▶ Stated goal
Return every record verbatim.

▶ Data listing
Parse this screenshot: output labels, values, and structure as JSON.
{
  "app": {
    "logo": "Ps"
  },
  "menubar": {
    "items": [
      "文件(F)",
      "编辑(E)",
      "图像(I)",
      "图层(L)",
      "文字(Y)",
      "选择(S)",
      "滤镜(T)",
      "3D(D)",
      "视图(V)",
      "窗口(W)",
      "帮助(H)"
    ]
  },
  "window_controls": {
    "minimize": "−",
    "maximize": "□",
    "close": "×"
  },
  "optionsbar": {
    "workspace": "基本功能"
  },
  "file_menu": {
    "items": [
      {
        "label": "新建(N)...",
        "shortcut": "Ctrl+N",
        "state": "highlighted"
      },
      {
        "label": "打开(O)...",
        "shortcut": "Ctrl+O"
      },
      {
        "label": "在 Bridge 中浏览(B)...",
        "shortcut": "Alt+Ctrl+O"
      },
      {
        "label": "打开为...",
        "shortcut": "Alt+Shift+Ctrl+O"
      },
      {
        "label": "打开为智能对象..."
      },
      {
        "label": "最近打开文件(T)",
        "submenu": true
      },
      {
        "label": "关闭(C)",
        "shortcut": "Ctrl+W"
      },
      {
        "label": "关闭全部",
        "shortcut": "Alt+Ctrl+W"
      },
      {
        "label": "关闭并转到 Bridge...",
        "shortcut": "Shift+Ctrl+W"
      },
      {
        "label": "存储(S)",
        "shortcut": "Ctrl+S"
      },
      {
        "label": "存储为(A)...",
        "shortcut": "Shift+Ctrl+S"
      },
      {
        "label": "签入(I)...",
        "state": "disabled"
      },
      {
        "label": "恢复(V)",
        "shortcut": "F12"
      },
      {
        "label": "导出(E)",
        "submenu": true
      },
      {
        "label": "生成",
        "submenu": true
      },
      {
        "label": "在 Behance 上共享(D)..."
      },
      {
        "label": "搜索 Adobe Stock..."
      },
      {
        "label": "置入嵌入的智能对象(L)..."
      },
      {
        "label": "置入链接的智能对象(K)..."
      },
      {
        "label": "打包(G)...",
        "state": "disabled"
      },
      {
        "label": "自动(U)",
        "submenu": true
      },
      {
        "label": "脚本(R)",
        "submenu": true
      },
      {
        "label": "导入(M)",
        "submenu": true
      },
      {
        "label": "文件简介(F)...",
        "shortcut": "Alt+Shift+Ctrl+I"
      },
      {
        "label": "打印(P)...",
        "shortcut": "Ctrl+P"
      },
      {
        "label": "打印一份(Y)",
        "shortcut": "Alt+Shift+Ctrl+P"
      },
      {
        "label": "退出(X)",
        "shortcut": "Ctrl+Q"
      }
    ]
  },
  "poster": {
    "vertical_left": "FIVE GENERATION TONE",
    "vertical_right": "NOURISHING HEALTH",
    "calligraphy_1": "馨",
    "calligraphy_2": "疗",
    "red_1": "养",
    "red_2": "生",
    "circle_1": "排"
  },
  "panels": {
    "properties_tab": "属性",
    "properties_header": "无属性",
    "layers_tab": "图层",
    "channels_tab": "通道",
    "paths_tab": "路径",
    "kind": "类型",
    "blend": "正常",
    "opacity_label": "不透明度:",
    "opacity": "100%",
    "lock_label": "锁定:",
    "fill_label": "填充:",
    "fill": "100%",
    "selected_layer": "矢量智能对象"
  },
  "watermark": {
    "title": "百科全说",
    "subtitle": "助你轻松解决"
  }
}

▶ Exercise output
Parse this screenshot: output labels, values, and structure as JSON.
{
  "app": {
    "logo": "Ps"
  },
  "menubar": {
    "items": [
      "文件(F)",
      "编辑(E)",
      "图像(I)",
      "图层(L)",
      "文字(Y)",
      "选择(S)",
      "滤镜(T)",
      "3D(D)",
      "视图(V)",
      "窗口(W)",
      "帮助(H)"
    ]
  },
  "window_controls": {
    "minimize": "−",
    "maximize": "□",
    "close": "×"
  },
  "optionsbar": {
    "workspace": "基本功能"
  },
  "file_menu": {
    "items": [
      {
        "label": "新建(N)...",
        "shortcut": "Ctrl+N",
        "state": "highlighted"
      },
      {
        "label": "打开(O)...",
        "shortcut": "Ctrl+O"
      },
      {
        "label": "在 Bridge 中浏览(B)...",
        "shortcut": "Alt+Ctrl+O"
      },
      {
        "label": "打开为...",
        "shortcut": "Alt+Shift+Ctrl+O"
      },
      {
        "label": "打开为智能对象..."
      },
      {
        "label": "最近打开文件(T)",
        "submenu": true
      },
      {
        "label": "关闭(C)",
        "shortcut": "Ctrl+W"
      },
      {
        "label": "关闭全部",
        "shortcut": "Alt+Ctrl+W"
      },
      {
        "label": "关闭并转到 Bridge...",
        "shortcut": "Shift+Ctrl+W"
      },
      {
        "label": "存储(S)",
        "shortcut": "Ctrl+S"
      },
      {
        "label": "存储为(A)...",
        "shortcut": "Shift+Ctrl+S"
      },
      {
        "label": "签入(I)...",
        "state": "disabled"
      },
      {
        "label": "恢复(V)",
        "shortcut": "F12"
      },
      {
        "label": "导出(E)",
        "submenu": true
      },
      {
        "label": "生成",
        "submenu": true
      },
      {
        "label": "在 Behance 上共享(D)..."
      },
      {
        "label": "搜索 Adobe Stock..."
      },
      {
        "label": "置入嵌入的智能对象(L)..."
      },
      {
        "label": "置入链接的智能对象(K)..."
      },
      {
        "label": "打包(G)...",
        "state": "disabled"
      },
      {
        "label": "自动(U)",
        "submenu": true
      },
      {
        "label": "脚本(R)",
        "submenu": true
      },
      {
        "label": "导入(M)",
        "submenu": true
      },
      {
        "label": "文件简介(F)...",
        "shortcut": "Alt+Shift+Ctrl+I"
      },
      {
        "label": "打印(P)...",
        "shortcut": "Ctrl+P"
      },
      {
        "label": "打印一份(Y)",
        "shortcut": "Alt+Shift+Ctrl+P"
      },
      {
        "label": "退出(X)",
        "shortcut": "Ctrl+Q"
      }
    ]
  },
  "poster": {
    "vertical_left": "FIVE GENERATION TONE",
    "vertical_right": "NOURISHING HEALTH",
    "calligraphy_1": "馨",
    "calligraphy_2": "疗",
    "red_1": "养",
    "red_2": "生",
    "circle_1": "排"
  },
  "panels": {
    "properties_tab": "属性",
    "properties_header": "无属性",
    "layers_tab": "图层",
    "channels_tab": "通道",
    "paths_tab": "路径",
    "kind": "类型",
    "blend": "正常",
    "opacity_label": "不透明度:",
    "opacity": "100%",
    "lock_label": "锁定:",
    "fill_label": "填充:",
    "fill": "100%",
    "selected_layer": "矢量智能对象"
  },
  "watermark": {
    "title": "百科全说",
    "subtitle": "助你轻松解决"
  }
}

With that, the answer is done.